> **What you need to do**: Without the pictures, output the records below word for word.

> **Supplied data**:

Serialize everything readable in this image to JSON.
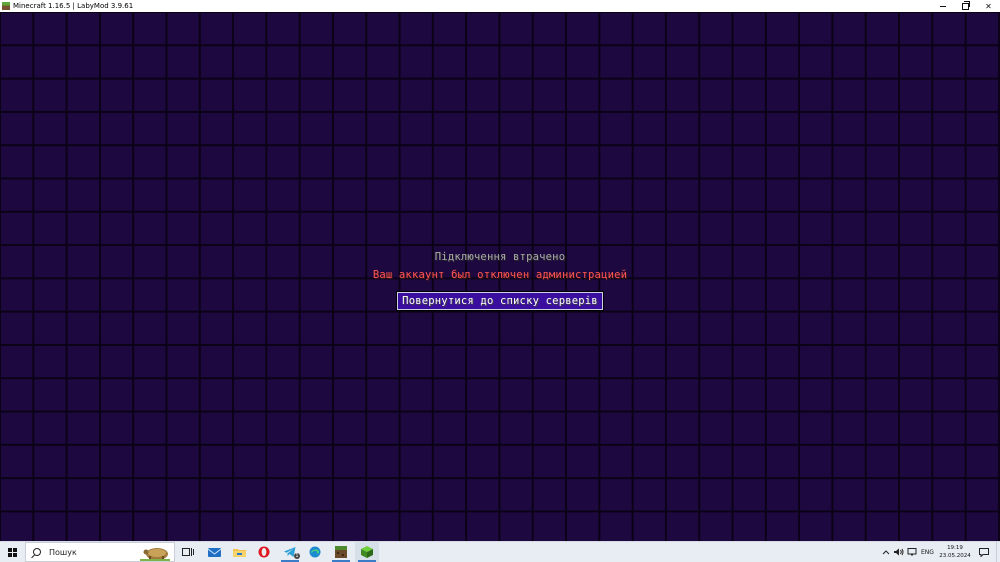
{
  "window": {
    "title": "Minecraft 1.16.5 | LabyMod 3.9.61",
    "controls": {
      "minimize": "minimize",
      "restore": "restore",
      "close": "✕"
    }
  },
  "screen": {
    "title": "Підключення втрачено",
    "reason": "Ваш аккаунт был отключен администрацией",
    "back_button_label": "Повернутися до списку серверів",
    "colors": {
      "background": "#1d0840",
      "grid": "#0b0216",
      "reason": "#ff5555",
      "button": "#3a0fa0"
    }
  },
  "taskbar": {
    "search_placeholder": "Пошук",
    "apps": [
      {
        "name": "task-view",
        "icon": "task-view-icon"
      },
      {
        "name": "mail",
        "icon": "mail-icon"
      },
      {
        "name": "file-explorer",
        "icon": "folder-icon"
      },
      {
        "name": "opera",
        "icon": "opera-icon"
      },
      {
        "name": "telegram",
        "icon": "telegram-icon",
        "badge": "1"
      },
      {
        "name": "edge",
        "icon": "edge-icon"
      },
      {
        "name": "minecraft-launcher",
        "icon": "minecraft-launcher-icon"
      },
      {
        "name": "minecraft",
        "icon": "minecraft-icon"
      }
    ],
    "tray": {
      "language": "ENG",
      "time": "19:19",
      "date": "23.05.2024"
    }
  }
}
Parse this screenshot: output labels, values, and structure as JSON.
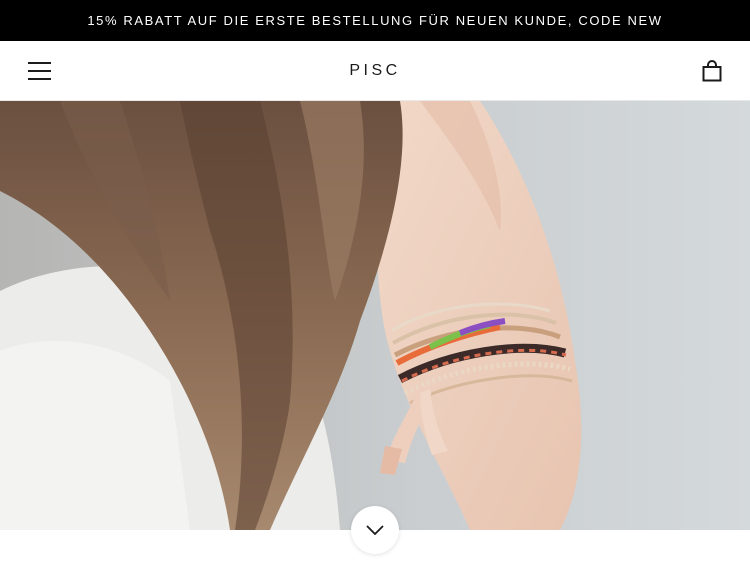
{
  "announcement": {
    "text": "15% RABATT AUF DIE ERSTE BESTELLUNG FÜR NEUEN KUNDE, CODE NEW"
  },
  "header": {
    "logo": "PISC",
    "menu_icon": "hamburger-menu-icon",
    "cart_icon": "shopping-bag-icon"
  },
  "hero": {
    "image_subject": "woman-arm-with-stacked-bracelets",
    "scroll_icon": "chevron-down-icon"
  },
  "colors": {
    "announcement_bg": "#000000",
    "announcement_text": "#ffffff",
    "header_bg": "#ffffff",
    "text_dark": "#1c1b1b"
  }
}
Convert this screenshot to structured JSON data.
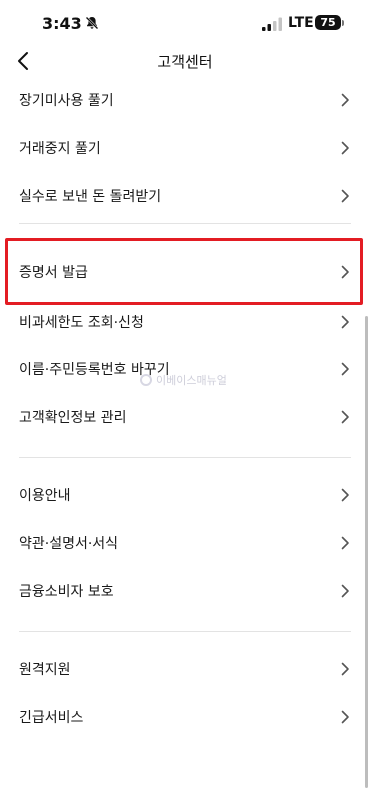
{
  "status_bar": {
    "time": "3:43",
    "network": "LTE",
    "battery": "75"
  },
  "header": {
    "title": "고객센터"
  },
  "menu": {
    "items": [
      {
        "label": "장기미사용 풀기"
      },
      {
        "label": "거래중지 풀기"
      },
      {
        "label": "실수로 보낸 돈 돌려받기"
      },
      {
        "label": "증명서 발급"
      },
      {
        "label": "비과세한도 조회·신청"
      },
      {
        "label": "이름·주민등록번호 바꾸기"
      },
      {
        "label": "고객확인정보 관리"
      },
      {
        "label": "이용안내"
      },
      {
        "label": "약관·설명서·서식"
      },
      {
        "label": "금융소비자 보호"
      },
      {
        "label": "원격지원"
      },
      {
        "label": "긴급서비스"
      }
    ]
  },
  "watermark": {
    "text": "이베이스매뉴얼"
  },
  "colors": {
    "highlight": "#e31c23",
    "text": "#1a1a1a",
    "divider": "#e3e3e3"
  }
}
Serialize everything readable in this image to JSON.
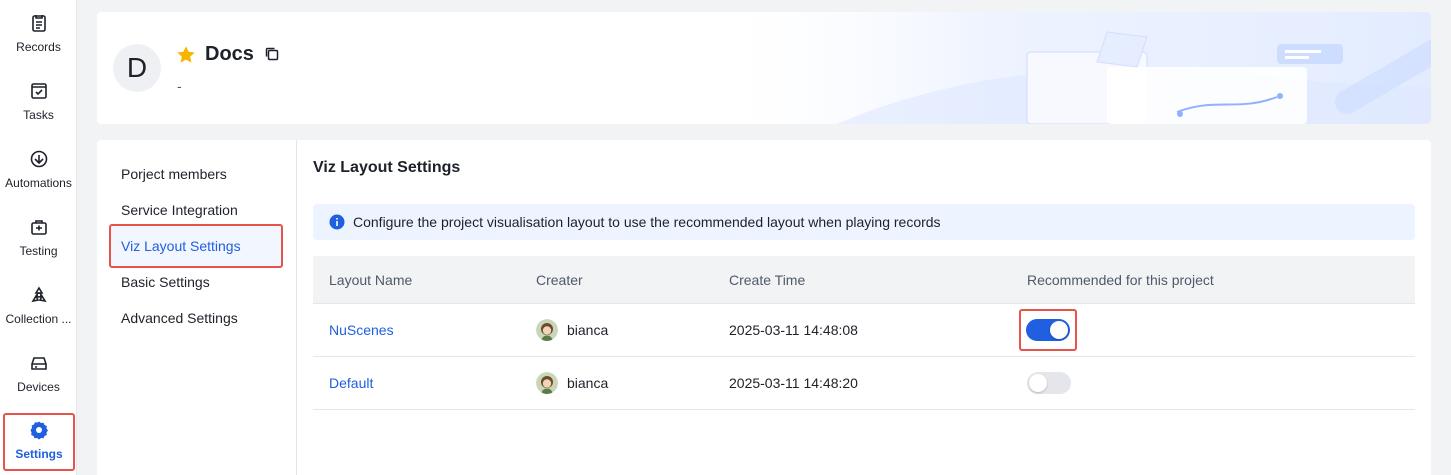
{
  "sidebar": {
    "items": [
      {
        "label": "Records",
        "icon": "records-icon"
      },
      {
        "label": "Tasks",
        "icon": "tasks-icon"
      },
      {
        "label": "Automations",
        "icon": "automations-icon"
      },
      {
        "label": "Testing",
        "icon": "testing-icon"
      },
      {
        "label": "Collection ...",
        "icon": "collection-icon"
      },
      {
        "label": "Devices",
        "icon": "devices-icon"
      },
      {
        "label": "Settings",
        "icon": "settings-gear-icon",
        "active": true
      }
    ]
  },
  "project": {
    "avatar_letter": "D",
    "name": "Docs",
    "description": "-",
    "starred": true
  },
  "settings_nav": {
    "items": [
      {
        "label": "Porject members"
      },
      {
        "label": "Service Integration"
      },
      {
        "label": "Viz Layout Settings",
        "active": true
      },
      {
        "label": "Basic Settings"
      },
      {
        "label": "Advanced Settings"
      }
    ]
  },
  "content": {
    "title": "Viz Layout Settings",
    "info": "Configure the project visualisation layout to use the recommended layout when playing records"
  },
  "table": {
    "columns": [
      "Layout Name",
      "Creater",
      "Create Time",
      "Recommended for this project"
    ],
    "rows": [
      {
        "name": "NuScenes",
        "creator": "bianca",
        "created": "2025-03-11 14:48:08",
        "recommended": true
      },
      {
        "name": "Default",
        "creator": "bianca",
        "created": "2025-03-11 14:48:20",
        "recommended": false
      }
    ]
  },
  "colors": {
    "accent": "#1f5fe0",
    "highlight_border": "#e5534b",
    "star": "#f7b500"
  }
}
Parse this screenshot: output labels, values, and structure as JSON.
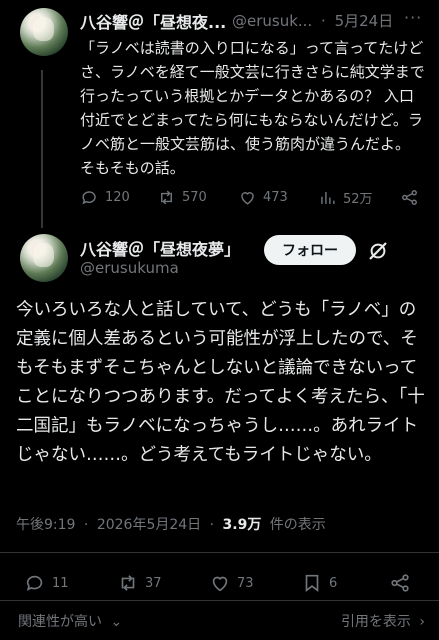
{
  "reply_tweet": {
    "author_name": "八谷響＠「昼想夜...",
    "handle": "@erusuk...",
    "dot": "·",
    "date": "5月24日",
    "more": "···",
    "text": "「ラノベは読書の入り口になる」って言ってたけどさ、ラノベを経て一般文芸に行きさらに純文学まで行ったっていう根拠とかデータとかあるの？ 入口付近でとどまってたら何にもならないんだけど。ラノベ筋と一般文芸筋は、使う筋肉が違うんだよ。そもそもの話。",
    "stats": {
      "replies": "120",
      "retweets": "570",
      "likes": "473",
      "views": "52万"
    }
  },
  "main_tweet": {
    "author_name": "八谷響＠「昼想夜夢」",
    "handle": "@erusukuma",
    "follow_label": "フォロー",
    "text": "今いろいろな人と話していて、どうも「ラノベ」の定義に個人差あるという可能性が浮上したので、そもそもまずそこちゃんとしないと議論できないってことになりつつあります。だってよく考えたら、「十二国記」もラノベになっちゃうし……。あれライトじゃない……。どう考えてもライトじゃない。",
    "time": "午後9:19",
    "dot": "·",
    "date": "2026年5月24日",
    "views_count": "3.9万",
    "views_label": "件の表示",
    "stats": {
      "replies": "11",
      "retweets": "37",
      "likes": "73",
      "bookmarks": "6"
    }
  },
  "footer": {
    "sort_label": "関連性が高い",
    "sort_caret": "⌄",
    "quotes_label": "引用を表示",
    "quotes_arrow": "›"
  },
  "colors": {
    "background": "#000000",
    "text": "#e7e9ea",
    "muted": "#71767b",
    "divider": "#2f3336"
  }
}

> **Solution to this task**:
Serialize everything readable in this image to JSON.
{
  "window": {
    "title": "Minecraft 1.16.5 | LabyMod 3.9.61",
    "controls": {
      "minimize": "minimize",
      "restore": "restore",
      "close": "✕"
    }
  },
  "screen": {
    "title": "Підключення втрачено",
    "reason": "Ваш аккаунт был отключен администрацией",
    "back_button_label": "Повернутися до списку серверів",
    "colors": {
      "background": "#1d0840",
      "grid": "#0b0216",
      "reason": "#ff5555",
      "button": "#3a0fa0"
    }
  },
  "taskbar": {
    "search_placeholder": "Пошук",
    "apps": [
      {
        "name": "task-view",
        "icon": "task-view-icon"
      },
      {
        "name": "mail",
        "icon": "mail-icon"
      },
      {
        "name": "file-explorer",
        "icon": "folder-icon"
      },
      {
        "name": "opera",
        "icon": "opera-icon"
      },
      {
        "name": "telegram",
        "icon": "telegram-icon",
        "badge": "1"
      },
      {
        "name": "edge",
        "icon": "edge-icon"
      },
      {
        "name": "minecraft-launcher",
        "icon": "minecraft-launcher-icon"
      },
      {
        "name": "minecraft",
        "icon": "minecraft-icon"
      }
    ],
    "tray": {
      "language": "ENG",
      "time": "19:19",
      "date": "23.05.2024"
    }
  }
}
Parse this screenshot: output labels, values, and structure as JSON.
{
  "announcement": {
    "text": "15% RABATT AUF DIE ERSTE BESTELLUNG FÜR NEUEN KUNDE, CODE NEW"
  },
  "header": {
    "logo": "PISC",
    "menu_icon": "hamburger-menu-icon",
    "cart_icon": "shopping-bag-icon"
  },
  "hero": {
    "image_subject": "woman-arm-with-stacked-bracelets",
    "scroll_icon": "chevron-down-icon"
  },
  "colors": {
    "announcement_bg": "#000000",
    "announcement_text": "#ffffff",
    "header_bg": "#ffffff",
    "text_dark": "#1c1b1b"
  }
}
Convert this screenshot to structured JSON data.
{
  "status_bar": {
    "time": "3:43",
    "network": "LTE",
    "battery": "75"
  },
  "header": {
    "title": "고객센터"
  },
  "menu": {
    "items": [
      {
        "label": "장기미사용 풀기"
      },
      {
        "label": "거래중지 풀기"
      },
      {
        "label": "실수로 보낸 돈 돌려받기"
      },
      {
        "label": "증명서 발급"
      },
      {
        "label": "비과세한도 조회·신청"
      },
      {
        "label": "이름·주민등록번호 바꾸기"
      },
      {
        "label": "고객확인정보 관리"
      },
      {
        "label": "이용안내"
      },
      {
        "label": "약관·설명서·서식"
      },
      {
        "label": "금융소비자 보호"
      },
      {
        "label": "원격지원"
      },
      {
        "label": "긴급서비스"
      }
    ]
  },
  "watermark": {
    "text": "이베이스매뉴얼"
  },
  "colors": {
    "highlight": "#e31c23",
    "text": "#1a1a1a",
    "divider": "#e3e3e3"
  }
}
Serialize everything readable in this image to JSON.
{
  "sidebar": {
    "items": [
      {
        "label": "Records",
        "icon": "records-icon"
      },
      {
        "label": "Tasks",
        "icon": "tasks-icon"
      },
      {
        "label": "Automations",
        "icon": "automations-icon"
      },
      {
        "label": "Testing",
        "icon": "testing-icon"
      },
      {
        "label": "Collection ...",
        "icon": "collection-icon"
      },
      {
        "label": "Devices",
        "icon": "devices-icon"
      },
      {
        "label": "Settings",
        "icon": "settings-gear-icon",
        "active": true
      }
    ]
  },
  "project": {
    "avatar_letter": "D",
    "name": "Docs",
    "description": "-",
    "starred": true
  },
  "settings_nav": {
    "items": [
      {
        "label": "Porject members"
      },
      {
        "label": "Service Integration"
      },
      {
        "label": "Viz Layout Settings",
        "active": true
      },
      {
        "label": "Basic Settings"
      },
      {
        "label": "Advanced Settings"
      }
    ]
  },
  "content": {
    "title": "Viz Layout Settings",
    "info": "Configure the project visualisation layout to use the recommended layout when playing records"
  },
  "table": {
    "columns": [
      "Layout Name",
      "Creater",
      "Create Time",
      "Recommended for this project"
    ],
    "rows": [
      {
        "name": "NuScenes",
        "creator": "bianca",
        "created": "2025-03-11 14:48:08",
        "recommended": true
      },
      {
        "name": "Default",
        "creator": "bianca",
        "created": "2025-03-11 14:48:20",
        "recommended": false
      }
    ]
  },
  "colors": {
    "accent": "#1f5fe0",
    "highlight_border": "#e5534b",
    "star": "#f7b500"
  }
}
Parse this screenshot: output labels, values, and structure as JSON.
{
  "reply_tweet": {
    "author_name": "八谷響＠「昼想夜...",
    "handle": "@erusuk...",
    "dot": "·",
    "date": "5月24日",
    "more": "···",
    "text": "「ラノベは読書の入り口になる」って言ってたけどさ、ラノベを経て一般文芸に行きさらに純文学まで行ったっていう根拠とかデータとかあるの？ 入口付近でとどまってたら何にもならないんだけど。ラノベ筋と一般文芸筋は、使う筋肉が違うんだよ。そもそもの話。",
    "stats": {
      "replies": "120",
      "retweets": "570",
      "likes": "473",
      "views": "52万"
    }
  },
  "main_tweet": {
    "author_name": "八谷響＠「昼想夜夢」",
    "handle": "@erusukuma",
    "follow_label": "フォロー",
    "text": "今いろいろな人と話していて、どうも「ラノベ」の定義に個人差あるという可能性が浮上したので、そもそもまずそこちゃんとしないと議論できないってことになりつつあります。だってよく考えたら、「十二国記」もラノベになっちゃうし……。あれライトじゃない……。どう考えてもライトじゃない。",
    "time": "午後9:19",
    "dot": "·",
    "date": "2026年5月24日",
    "views_count": "3.9万",
    "views_label": "件の表示",
    "stats": {
      "replies": "11",
      "retweets": "37",
      "likes": "73",
      "bookmarks": "6"
    }
  },
  "footer": {
    "sort_label": "関連性が高い",
    "sort_caret": "⌄",
    "quotes_label": "引用を表示",
    "quotes_arrow": "›"
  },
  "colors": {
    "background": "#000000",
    "text": "#e7e9ea",
    "muted": "#71767b",
    "divider": "#2f3336"
  }
}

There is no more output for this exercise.